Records
--- Begin ---

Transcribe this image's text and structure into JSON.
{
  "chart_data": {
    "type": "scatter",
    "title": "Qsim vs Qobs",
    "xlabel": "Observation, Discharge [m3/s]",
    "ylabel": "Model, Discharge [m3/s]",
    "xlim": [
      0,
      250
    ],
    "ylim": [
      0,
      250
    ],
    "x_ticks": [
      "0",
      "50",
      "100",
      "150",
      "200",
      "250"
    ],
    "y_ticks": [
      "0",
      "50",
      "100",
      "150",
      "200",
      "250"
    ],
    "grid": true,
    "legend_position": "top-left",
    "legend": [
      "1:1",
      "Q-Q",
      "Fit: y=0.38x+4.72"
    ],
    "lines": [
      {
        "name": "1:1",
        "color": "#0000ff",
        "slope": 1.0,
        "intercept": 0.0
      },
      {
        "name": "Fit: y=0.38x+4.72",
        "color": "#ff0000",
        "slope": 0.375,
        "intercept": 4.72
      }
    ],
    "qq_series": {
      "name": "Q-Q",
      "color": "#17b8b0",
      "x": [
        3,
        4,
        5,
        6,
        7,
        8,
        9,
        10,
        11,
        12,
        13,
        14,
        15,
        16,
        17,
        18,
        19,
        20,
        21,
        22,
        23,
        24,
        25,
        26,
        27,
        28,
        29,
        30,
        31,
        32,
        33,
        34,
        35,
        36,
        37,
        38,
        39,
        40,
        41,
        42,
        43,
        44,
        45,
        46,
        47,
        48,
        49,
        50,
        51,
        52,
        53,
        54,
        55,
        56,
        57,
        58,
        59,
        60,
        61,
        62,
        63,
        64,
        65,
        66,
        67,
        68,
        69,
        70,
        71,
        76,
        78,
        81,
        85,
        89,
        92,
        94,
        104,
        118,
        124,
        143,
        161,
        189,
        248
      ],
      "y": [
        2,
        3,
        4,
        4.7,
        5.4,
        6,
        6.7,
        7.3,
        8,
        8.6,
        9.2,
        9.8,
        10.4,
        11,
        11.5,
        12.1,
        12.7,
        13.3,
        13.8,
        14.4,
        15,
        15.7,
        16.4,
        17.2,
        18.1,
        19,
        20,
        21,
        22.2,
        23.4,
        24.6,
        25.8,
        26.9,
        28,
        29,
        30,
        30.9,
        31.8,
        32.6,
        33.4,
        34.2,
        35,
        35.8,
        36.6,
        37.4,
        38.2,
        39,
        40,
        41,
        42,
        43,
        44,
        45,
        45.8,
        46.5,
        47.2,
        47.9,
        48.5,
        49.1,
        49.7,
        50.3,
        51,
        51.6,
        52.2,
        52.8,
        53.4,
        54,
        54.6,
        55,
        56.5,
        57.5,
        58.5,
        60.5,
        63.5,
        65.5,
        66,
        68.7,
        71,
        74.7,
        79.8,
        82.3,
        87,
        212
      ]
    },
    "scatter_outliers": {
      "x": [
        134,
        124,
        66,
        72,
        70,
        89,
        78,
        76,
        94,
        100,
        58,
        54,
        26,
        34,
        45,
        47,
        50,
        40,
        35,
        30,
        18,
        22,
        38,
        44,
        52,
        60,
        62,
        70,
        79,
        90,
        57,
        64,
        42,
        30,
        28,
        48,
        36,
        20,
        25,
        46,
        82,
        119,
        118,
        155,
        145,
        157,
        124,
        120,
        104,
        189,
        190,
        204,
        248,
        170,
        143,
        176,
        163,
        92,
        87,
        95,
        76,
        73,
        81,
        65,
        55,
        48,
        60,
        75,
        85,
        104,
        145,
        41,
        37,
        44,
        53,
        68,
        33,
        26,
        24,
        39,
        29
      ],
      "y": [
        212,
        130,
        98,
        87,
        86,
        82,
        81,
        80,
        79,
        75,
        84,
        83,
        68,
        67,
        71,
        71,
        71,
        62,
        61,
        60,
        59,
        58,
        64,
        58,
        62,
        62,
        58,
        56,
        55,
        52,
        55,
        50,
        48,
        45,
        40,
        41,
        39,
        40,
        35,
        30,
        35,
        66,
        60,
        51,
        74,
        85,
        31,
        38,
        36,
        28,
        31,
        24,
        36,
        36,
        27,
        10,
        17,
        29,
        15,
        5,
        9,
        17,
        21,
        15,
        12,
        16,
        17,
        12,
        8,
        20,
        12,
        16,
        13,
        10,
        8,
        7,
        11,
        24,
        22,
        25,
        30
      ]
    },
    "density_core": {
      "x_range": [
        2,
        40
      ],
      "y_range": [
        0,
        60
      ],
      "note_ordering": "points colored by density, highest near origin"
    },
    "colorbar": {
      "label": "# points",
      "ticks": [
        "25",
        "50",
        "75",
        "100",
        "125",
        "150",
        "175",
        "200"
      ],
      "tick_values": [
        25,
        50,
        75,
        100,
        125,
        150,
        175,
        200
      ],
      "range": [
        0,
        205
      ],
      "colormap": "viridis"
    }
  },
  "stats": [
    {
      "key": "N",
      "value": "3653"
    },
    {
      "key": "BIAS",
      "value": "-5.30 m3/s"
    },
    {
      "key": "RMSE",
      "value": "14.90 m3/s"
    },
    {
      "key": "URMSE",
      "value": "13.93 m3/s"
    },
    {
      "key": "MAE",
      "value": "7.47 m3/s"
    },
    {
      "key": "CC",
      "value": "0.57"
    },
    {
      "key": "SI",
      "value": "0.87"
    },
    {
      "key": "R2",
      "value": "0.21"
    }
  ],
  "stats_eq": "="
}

--- End ---

All of the lines above need to be given again exactly.

TASK SOLUTION:
Transcribe this image's text and structure into JSON.
{
  "chart_data": {
    "type": "scatter",
    "title": "Qsim vs Qobs",
    "xlabel": "Observation, Discharge [m3/s]",
    "ylabel": "Model, Discharge [m3/s]",
    "xlim": [
      0,
      250
    ],
    "ylim": [
      0,
      250
    ],
    "x_ticks": [
      "0",
      "50",
      "100",
      "150",
      "200",
      "250"
    ],
    "y_ticks": [
      "0",
      "50",
      "100",
      "150",
      "200",
      "250"
    ],
    "grid": true,
    "legend_position": "top-left",
    "legend": [
      "1:1",
      "Q-Q",
      "Fit: y=0.38x+4.72"
    ],
    "lines": [
      {
        "name": "1:1",
        "color": "#0000ff",
        "slope": 1.0,
        "intercept": 0.0
      },
      {
        "name": "Fit: y=0.38x+4.72",
        "color": "#ff0000",
        "slope": 0.375,
        "intercept": 4.72
      }
    ],
    "qq_series": {
      "name": "Q-Q",
      "color": "#17b8b0",
      "x": [
        3,
        4,
        5,
        6,
        7,
        8,
        9,
        10,
        11,
        12,
        13,
        14,
        15,
        16,
        17,
        18,
        19,
        20,
        21,
        22,
        23,
        24,
        25,
        26,
        27,
        28,
        29,
        30,
        31,
        32,
        33,
        34,
        35,
        36,
        37,
        38,
        39,
        40,
        41,
        42,
        43,
        44,
        45,
        46,
        47,
        48,
        49,
        50,
        51,
        52,
        53,
        54,
        55,
        56,
        57,
        58,
        59,
        60,
        61,
        62,
        63,
        64,
        65,
        66,
        67,
        68,
        69,
        70,
        71,
        76,
        78,
        81,
        85,
        89,
        92,
        94,
        104,
        118,
        124,
        143,
        161,
        189,
        248
      ],
      "y": [
        2,
        3,
        4,
        4.7,
        5.4,
        6,
        6.7,
        7.3,
        8,
        8.6,
        9.2,
        9.8,
        10.4,
        11,
        11.5,
        12.1,
        12.7,
        13.3,
        13.8,
        14.4,
        15,
        15.7,
        16.4,
        17.2,
        18.1,
        19,
        20,
        21,
        22.2,
        23.4,
        24.6,
        25.8,
        26.9,
        28,
        29,
        30,
        30.9,
        31.8,
        32.6,
        33.4,
        34.2,
        35,
        35.8,
        36.6,
        37.4,
        38.2,
        39,
        40,
        41,
        42,
        43,
        44,
        45,
        45.8,
        46.5,
        47.2,
        47.9,
        48.5,
        49.1,
        49.7,
        50.3,
        51,
        51.6,
        52.2,
        52.8,
        53.4,
        54,
        54.6,
        55,
        56.5,
        57.5,
        58.5,
        60.5,
        63.5,
        65.5,
        66,
        68.7,
        71,
        74.7,
        79.8,
        82.3,
        87,
        212
      ]
    },
    "scatter_outliers": {
      "x": [
        134,
        124,
        66,
        72,
        70,
        89,
        78,
        76,
        94,
        100,
        58,
        54,
        26,
        34,
        45,
        47,
        50,
        40,
        35,
        30,
        18,
        22,
        38,
        44,
        52,
        60,
        62,
        70,
        79,
        90,
        57,
        64,
        42,
        30,
        28,
        48,
        36,
        20,
        25,
        46,
        82,
        119,
        118,
        155,
        145,
        157,
        124,
        120,
        104,
        189,
        190,
        204,
        248,
        170,
        143,
        176,
        163,
        92,
        87,
        95,
        76,
        73,
        81,
        65,
        55,
        48,
        60,
        75,
        85,
        104,
        145,
        41,
        37,
        44,
        53,
        68,
        33,
        26,
        24,
        39,
        29
      ],
      "y": [
        212,
        130,
        98,
        87,
        86,
        82,
        81,
        80,
        79,
        75,
        84,
        83,
        68,
        67,
        71,
        71,
        71,
        62,
        61,
        60,
        59,
        58,
        64,
        58,
        62,
        62,
        58,
        56,
        55,
        52,
        55,
        50,
        48,
        45,
        40,
        41,
        39,
        40,
        35,
        30,
        35,
        66,
        60,
        51,
        74,
        85,
        31,
        38,
        36,
        28,
        31,
        24,
        36,
        36,
        27,
        10,
        17,
        29,
        15,
        5,
        9,
        17,
        21,
        15,
        12,
        16,
        17,
        12,
        8,
        20,
        12,
        16,
        13,
        10,
        8,
        7,
        11,
        24,
        22,
        25,
        30
      ]
    },
    "density_core": {
      "x_range": [
        2,
        40
      ],
      "y_range": [
        0,
        60
      ],
      "note_ordering": "points colored by density, highest near origin"
    },
    "colorbar": {
      "label": "# points",
      "ticks": [
        "25",
        "50",
        "75",
        "100",
        "125",
        "150",
        "175",
        "200"
      ],
      "tick_values": [
        25,
        50,
        75,
        100,
        125,
        150,
        175,
        200
      ],
      "range": [
        0,
        205
      ],
      "colormap": "viridis"
    }
  },
  "stats": [
    {
      "key": "N",
      "value": "3653"
    },
    {
      "key": "BIAS",
      "value": "-5.30 m3/s"
    },
    {
      "key": "RMSE",
      "value": "14.90 m3/s"
    },
    {
      "key": "URMSE",
      "value": "13.93 m3/s"
    },
    {
      "key": "MAE",
      "value": "7.47 m3/s"
    },
    {
      "key": "CC",
      "value": "0.57"
    },
    {
      "key": "SI",
      "value": "0.87"
    },
    {
      "key": "R2",
      "value": "0.21"
    }
  ],
  "stats_eq": "="
}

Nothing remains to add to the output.